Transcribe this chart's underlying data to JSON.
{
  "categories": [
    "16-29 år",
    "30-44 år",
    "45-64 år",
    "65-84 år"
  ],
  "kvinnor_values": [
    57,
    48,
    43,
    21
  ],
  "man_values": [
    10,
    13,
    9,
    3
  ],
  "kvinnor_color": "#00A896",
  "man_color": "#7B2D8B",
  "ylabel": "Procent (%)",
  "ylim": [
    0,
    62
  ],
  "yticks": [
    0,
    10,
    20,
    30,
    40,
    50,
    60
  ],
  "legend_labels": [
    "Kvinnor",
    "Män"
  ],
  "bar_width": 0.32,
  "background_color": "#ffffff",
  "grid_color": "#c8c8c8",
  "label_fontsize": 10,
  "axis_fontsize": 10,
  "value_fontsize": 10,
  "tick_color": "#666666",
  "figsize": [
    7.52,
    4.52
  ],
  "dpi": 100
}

* * *

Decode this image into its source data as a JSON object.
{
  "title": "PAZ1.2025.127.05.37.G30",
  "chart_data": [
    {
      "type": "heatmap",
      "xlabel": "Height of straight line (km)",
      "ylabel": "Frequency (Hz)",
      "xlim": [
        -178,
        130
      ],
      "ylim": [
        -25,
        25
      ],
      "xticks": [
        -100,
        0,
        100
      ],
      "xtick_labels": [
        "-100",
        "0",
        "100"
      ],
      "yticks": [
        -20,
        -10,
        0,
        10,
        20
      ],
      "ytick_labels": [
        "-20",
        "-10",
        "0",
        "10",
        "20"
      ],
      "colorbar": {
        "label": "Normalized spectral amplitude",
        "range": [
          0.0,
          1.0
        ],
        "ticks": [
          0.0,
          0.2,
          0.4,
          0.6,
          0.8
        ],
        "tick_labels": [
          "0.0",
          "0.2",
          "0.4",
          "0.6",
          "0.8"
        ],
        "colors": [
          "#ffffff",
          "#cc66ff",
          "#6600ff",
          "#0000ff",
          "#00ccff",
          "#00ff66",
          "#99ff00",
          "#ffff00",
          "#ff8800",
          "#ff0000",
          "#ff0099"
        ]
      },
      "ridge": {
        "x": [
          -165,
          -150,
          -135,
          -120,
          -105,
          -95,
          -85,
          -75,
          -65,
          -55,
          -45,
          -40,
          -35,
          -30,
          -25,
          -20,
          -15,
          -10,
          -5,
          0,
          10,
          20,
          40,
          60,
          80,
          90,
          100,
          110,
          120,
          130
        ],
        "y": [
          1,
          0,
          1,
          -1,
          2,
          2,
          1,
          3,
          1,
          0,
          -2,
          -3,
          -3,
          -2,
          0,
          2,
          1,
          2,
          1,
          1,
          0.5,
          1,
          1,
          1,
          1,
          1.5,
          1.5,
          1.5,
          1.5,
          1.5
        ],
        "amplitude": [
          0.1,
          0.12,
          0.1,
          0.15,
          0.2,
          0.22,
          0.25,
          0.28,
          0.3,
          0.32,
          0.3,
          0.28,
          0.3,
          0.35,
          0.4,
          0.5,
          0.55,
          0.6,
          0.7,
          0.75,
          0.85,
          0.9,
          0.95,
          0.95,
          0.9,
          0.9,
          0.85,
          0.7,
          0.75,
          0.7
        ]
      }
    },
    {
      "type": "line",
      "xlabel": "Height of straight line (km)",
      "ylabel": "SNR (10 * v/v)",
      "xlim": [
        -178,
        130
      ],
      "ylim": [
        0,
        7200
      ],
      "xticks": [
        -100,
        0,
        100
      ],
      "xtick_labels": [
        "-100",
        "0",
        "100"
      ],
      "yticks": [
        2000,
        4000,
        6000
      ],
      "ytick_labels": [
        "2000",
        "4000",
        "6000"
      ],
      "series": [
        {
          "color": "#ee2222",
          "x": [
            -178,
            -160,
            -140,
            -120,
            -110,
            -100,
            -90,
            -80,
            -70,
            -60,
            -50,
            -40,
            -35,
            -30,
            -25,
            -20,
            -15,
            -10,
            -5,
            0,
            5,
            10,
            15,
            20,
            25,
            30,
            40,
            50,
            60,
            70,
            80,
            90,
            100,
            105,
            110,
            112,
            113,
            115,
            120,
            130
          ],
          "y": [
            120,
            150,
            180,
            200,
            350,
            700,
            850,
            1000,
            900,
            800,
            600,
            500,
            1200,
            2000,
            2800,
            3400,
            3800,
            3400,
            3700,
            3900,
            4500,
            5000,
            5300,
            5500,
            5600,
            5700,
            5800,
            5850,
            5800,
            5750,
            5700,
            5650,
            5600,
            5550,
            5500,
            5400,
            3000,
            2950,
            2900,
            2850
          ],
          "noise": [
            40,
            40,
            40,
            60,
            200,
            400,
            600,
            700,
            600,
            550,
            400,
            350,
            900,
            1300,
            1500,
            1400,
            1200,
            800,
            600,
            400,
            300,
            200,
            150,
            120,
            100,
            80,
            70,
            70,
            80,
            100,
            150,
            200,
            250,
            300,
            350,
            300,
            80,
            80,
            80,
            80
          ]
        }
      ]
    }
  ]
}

* Written instruction *
Find every line in the records above that holds the word "this", and copy each one.

* Answer to the exercise *
Transcribe this chart's underlying data to JSON.
Decode this image into its source data as a JSON object.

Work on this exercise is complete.